▶ GOAL
The records below hold pictures; please leave those out and retype the rest exactly.
## BEGIN INPUT FOR THIS TASK
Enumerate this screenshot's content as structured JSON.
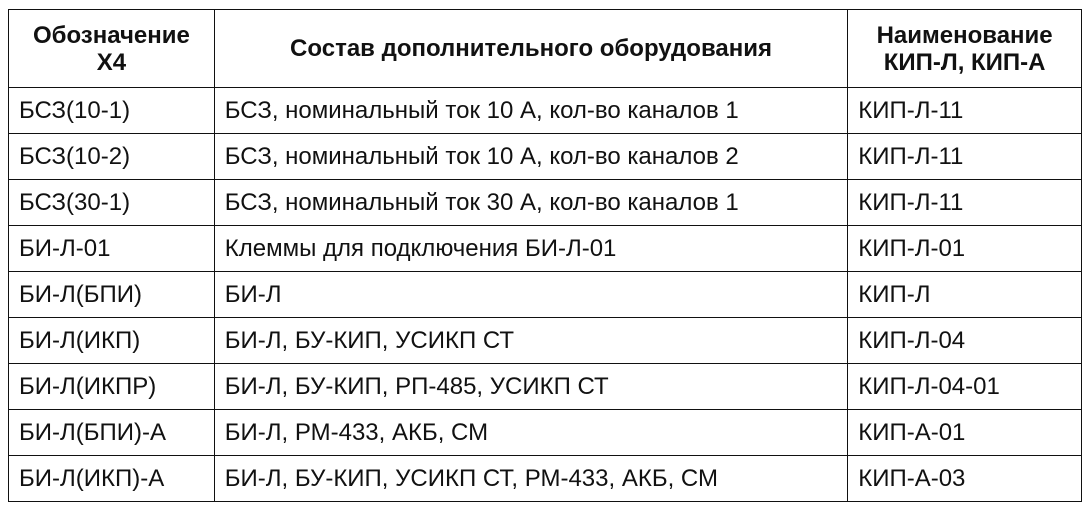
{
  "table": {
    "headers": [
      [
        "Обозначение",
        "Х4"
      ],
      [
        "Состав дополнительного оборудования"
      ],
      [
        "Наименование",
        "КИП-Л, КИП-А"
      ]
    ],
    "rows": [
      [
        "БСЗ(10-1)",
        "БСЗ, номинальный ток 10 А, кол-во каналов 1",
        "КИП-Л-11"
      ],
      [
        "БСЗ(10-2)",
        "БСЗ, номинальный ток 10 А, кол-во каналов 2",
        "КИП-Л-11"
      ],
      [
        "БСЗ(30-1)",
        "БСЗ, номинальный ток 30 А, кол-во каналов 1",
        "КИП-Л-11"
      ],
      [
        "БИ-Л-01",
        "Клеммы для подключения БИ-Л-01",
        "КИП-Л-01"
      ],
      [
        "БИ-Л(БПИ)",
        "БИ-Л",
        "КИП-Л"
      ],
      [
        "БИ-Л(ИКП)",
        "БИ-Л, БУ-КИП, УСИКП СТ",
        "КИП-Л-04"
      ],
      [
        "БИ-Л(ИКПР)",
        "БИ-Л, БУ-КИП, РП-485, УСИКП СТ",
        "КИП-Л-04-01"
      ],
      [
        "БИ-Л(БПИ)-А",
        "БИ-Л, РМ-433, АКБ, СМ",
        "КИП-А-01"
      ],
      [
        "БИ-Л(ИКП)-А",
        "БИ-Л, БУ-КИП, УСИКП СТ, РМ-433, АКБ, СМ",
        "КИП-А-03"
      ]
    ]
  }
}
## END INPUT FOR THIS TASK
▶ FINISHED ANSWER
Enumerate this screenshot's content as structured JSON.
{
  "table": {
    "headers": [
      [
        "Обозначение",
        "Х4"
      ],
      [
        "Состав дополнительного оборудования"
      ],
      [
        "Наименование",
        "КИП-Л, КИП-А"
      ]
    ],
    "rows": [
      [
        "БСЗ(10-1)",
        "БСЗ, номинальный ток 10 А, кол-во каналов 1",
        "КИП-Л-11"
      ],
      [
        "БСЗ(10-2)",
        "БСЗ, номинальный ток 10 А, кол-во каналов 2",
        "КИП-Л-11"
      ],
      [
        "БСЗ(30-1)",
        "БСЗ, номинальный ток 30 А, кол-во каналов 1",
        "КИП-Л-11"
      ],
      [
        "БИ-Л-01",
        "Клеммы для подключения БИ-Л-01",
        "КИП-Л-01"
      ],
      [
        "БИ-Л(БПИ)",
        "БИ-Л",
        "КИП-Л"
      ],
      [
        "БИ-Л(ИКП)",
        "БИ-Л, БУ-КИП, УСИКП СТ",
        "КИП-Л-04"
      ],
      [
        "БИ-Л(ИКПР)",
        "БИ-Л, БУ-КИП, РП-485, УСИКП СТ",
        "КИП-Л-04-01"
      ],
      [
        "БИ-Л(БПИ)-А",
        "БИ-Л, РМ-433, АКБ, СМ",
        "КИП-А-01"
      ],
      [
        "БИ-Л(ИКП)-А",
        "БИ-Л, БУ-КИП, УСИКП СТ, РМ-433, АКБ, СМ",
        "КИП-А-03"
      ]
    ]
  }
}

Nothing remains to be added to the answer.